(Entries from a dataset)

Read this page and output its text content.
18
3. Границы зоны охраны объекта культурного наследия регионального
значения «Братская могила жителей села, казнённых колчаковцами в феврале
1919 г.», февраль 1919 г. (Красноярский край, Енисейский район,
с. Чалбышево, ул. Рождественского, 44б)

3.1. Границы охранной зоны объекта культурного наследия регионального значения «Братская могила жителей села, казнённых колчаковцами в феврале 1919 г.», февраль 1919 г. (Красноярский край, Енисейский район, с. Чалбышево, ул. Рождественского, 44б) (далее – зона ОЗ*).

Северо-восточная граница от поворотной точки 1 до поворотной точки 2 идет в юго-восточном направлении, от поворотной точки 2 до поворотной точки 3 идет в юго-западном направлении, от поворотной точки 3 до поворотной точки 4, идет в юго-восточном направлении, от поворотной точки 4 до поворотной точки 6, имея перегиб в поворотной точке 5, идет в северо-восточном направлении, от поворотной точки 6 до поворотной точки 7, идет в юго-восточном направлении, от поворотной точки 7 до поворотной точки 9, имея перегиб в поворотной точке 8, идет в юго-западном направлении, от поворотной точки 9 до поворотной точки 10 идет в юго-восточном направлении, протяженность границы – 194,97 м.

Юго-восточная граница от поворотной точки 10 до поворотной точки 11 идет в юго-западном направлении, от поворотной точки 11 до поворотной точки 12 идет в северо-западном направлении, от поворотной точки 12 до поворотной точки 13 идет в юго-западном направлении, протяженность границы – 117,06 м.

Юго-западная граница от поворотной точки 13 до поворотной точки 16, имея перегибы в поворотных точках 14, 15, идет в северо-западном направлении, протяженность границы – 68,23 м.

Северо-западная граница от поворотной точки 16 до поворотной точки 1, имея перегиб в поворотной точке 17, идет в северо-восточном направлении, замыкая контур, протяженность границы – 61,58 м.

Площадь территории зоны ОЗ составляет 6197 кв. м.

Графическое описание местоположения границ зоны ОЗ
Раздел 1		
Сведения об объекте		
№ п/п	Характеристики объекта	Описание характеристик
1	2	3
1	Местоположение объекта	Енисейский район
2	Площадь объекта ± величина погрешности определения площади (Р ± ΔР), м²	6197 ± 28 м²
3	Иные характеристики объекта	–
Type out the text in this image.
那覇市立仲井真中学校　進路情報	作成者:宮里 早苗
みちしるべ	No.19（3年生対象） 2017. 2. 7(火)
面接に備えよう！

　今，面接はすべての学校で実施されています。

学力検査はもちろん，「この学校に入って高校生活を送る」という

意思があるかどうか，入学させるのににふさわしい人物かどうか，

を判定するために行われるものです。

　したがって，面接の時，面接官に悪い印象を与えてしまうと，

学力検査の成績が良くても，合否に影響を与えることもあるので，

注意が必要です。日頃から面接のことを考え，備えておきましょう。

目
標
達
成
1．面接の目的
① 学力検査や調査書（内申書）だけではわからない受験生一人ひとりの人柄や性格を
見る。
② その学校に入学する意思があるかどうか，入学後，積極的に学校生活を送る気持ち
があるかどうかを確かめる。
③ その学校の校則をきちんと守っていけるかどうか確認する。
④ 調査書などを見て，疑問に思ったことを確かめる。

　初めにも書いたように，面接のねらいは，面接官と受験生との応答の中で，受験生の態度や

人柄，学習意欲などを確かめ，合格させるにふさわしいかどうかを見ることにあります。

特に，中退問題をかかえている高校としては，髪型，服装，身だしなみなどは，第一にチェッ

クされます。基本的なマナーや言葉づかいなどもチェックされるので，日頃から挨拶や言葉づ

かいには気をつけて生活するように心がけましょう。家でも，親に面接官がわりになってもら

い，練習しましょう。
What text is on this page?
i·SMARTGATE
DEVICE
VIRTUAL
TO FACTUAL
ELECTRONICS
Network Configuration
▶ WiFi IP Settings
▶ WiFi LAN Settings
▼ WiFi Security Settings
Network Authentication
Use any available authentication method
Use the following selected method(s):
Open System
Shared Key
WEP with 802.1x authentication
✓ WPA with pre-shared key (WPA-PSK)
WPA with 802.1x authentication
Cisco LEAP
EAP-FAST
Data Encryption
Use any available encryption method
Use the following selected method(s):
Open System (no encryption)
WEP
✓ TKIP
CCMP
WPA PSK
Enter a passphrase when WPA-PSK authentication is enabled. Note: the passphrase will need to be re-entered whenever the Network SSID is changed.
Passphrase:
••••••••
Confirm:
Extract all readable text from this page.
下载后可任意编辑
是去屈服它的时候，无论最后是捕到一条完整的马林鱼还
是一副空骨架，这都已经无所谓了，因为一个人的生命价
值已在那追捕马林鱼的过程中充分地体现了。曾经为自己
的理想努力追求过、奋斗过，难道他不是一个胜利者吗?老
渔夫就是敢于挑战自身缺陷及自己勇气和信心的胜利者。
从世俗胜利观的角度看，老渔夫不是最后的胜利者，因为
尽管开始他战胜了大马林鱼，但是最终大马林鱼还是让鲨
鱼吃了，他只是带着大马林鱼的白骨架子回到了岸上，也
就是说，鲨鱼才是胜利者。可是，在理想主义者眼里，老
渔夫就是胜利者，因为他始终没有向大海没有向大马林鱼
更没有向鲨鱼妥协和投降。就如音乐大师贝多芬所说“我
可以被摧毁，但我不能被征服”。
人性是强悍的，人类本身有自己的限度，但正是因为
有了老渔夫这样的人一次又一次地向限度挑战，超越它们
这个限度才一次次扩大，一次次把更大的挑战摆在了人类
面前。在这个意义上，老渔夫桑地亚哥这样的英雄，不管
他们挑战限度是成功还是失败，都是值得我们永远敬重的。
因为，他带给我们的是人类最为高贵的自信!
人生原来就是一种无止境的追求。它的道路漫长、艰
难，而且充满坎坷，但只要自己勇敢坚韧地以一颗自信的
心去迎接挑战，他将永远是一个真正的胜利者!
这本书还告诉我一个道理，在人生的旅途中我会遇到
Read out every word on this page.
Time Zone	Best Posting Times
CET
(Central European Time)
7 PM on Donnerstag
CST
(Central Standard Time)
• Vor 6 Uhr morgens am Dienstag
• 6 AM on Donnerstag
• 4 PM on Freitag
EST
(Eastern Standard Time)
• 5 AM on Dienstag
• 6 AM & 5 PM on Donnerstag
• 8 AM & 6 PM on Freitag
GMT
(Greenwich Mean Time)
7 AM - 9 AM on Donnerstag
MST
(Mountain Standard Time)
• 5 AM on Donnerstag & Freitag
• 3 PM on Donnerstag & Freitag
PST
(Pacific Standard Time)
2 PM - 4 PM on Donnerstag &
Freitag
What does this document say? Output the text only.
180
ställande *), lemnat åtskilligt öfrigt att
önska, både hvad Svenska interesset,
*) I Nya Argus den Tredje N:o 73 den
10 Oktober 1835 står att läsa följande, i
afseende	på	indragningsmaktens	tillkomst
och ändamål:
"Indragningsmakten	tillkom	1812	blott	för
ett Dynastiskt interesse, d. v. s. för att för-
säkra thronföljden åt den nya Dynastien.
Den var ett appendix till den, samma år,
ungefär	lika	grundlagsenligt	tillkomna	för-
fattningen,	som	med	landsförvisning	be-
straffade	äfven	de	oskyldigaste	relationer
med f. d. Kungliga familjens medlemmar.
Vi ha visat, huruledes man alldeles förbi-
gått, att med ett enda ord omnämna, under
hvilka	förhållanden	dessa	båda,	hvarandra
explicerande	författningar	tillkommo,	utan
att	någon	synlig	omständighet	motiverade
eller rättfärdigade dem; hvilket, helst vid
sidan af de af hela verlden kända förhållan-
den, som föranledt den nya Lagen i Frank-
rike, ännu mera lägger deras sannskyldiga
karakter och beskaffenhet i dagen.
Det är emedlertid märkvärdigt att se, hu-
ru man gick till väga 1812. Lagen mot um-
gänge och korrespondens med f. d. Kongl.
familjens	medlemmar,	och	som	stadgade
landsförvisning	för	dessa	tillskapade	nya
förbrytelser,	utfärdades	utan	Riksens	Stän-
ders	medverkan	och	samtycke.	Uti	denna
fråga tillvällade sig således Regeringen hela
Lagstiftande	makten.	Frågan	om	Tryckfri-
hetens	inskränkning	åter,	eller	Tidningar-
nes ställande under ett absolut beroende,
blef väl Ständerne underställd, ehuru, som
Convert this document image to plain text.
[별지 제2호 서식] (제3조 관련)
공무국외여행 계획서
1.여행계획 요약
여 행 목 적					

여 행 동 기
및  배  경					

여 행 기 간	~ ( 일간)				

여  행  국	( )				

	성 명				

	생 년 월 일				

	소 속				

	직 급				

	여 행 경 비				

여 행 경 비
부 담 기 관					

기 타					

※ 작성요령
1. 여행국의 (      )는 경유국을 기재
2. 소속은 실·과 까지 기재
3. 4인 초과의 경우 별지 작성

■ What you should do ■
Select and copy every line from the records that includes the word "Freitag".

■ Response to this task ■
• 4 PM on Freitag
• 8 AM & 6 PM on Freitag
• 5 AM on Donnerstag & Freitag
• 3 PM on Donnerstag & Freitag
Freitag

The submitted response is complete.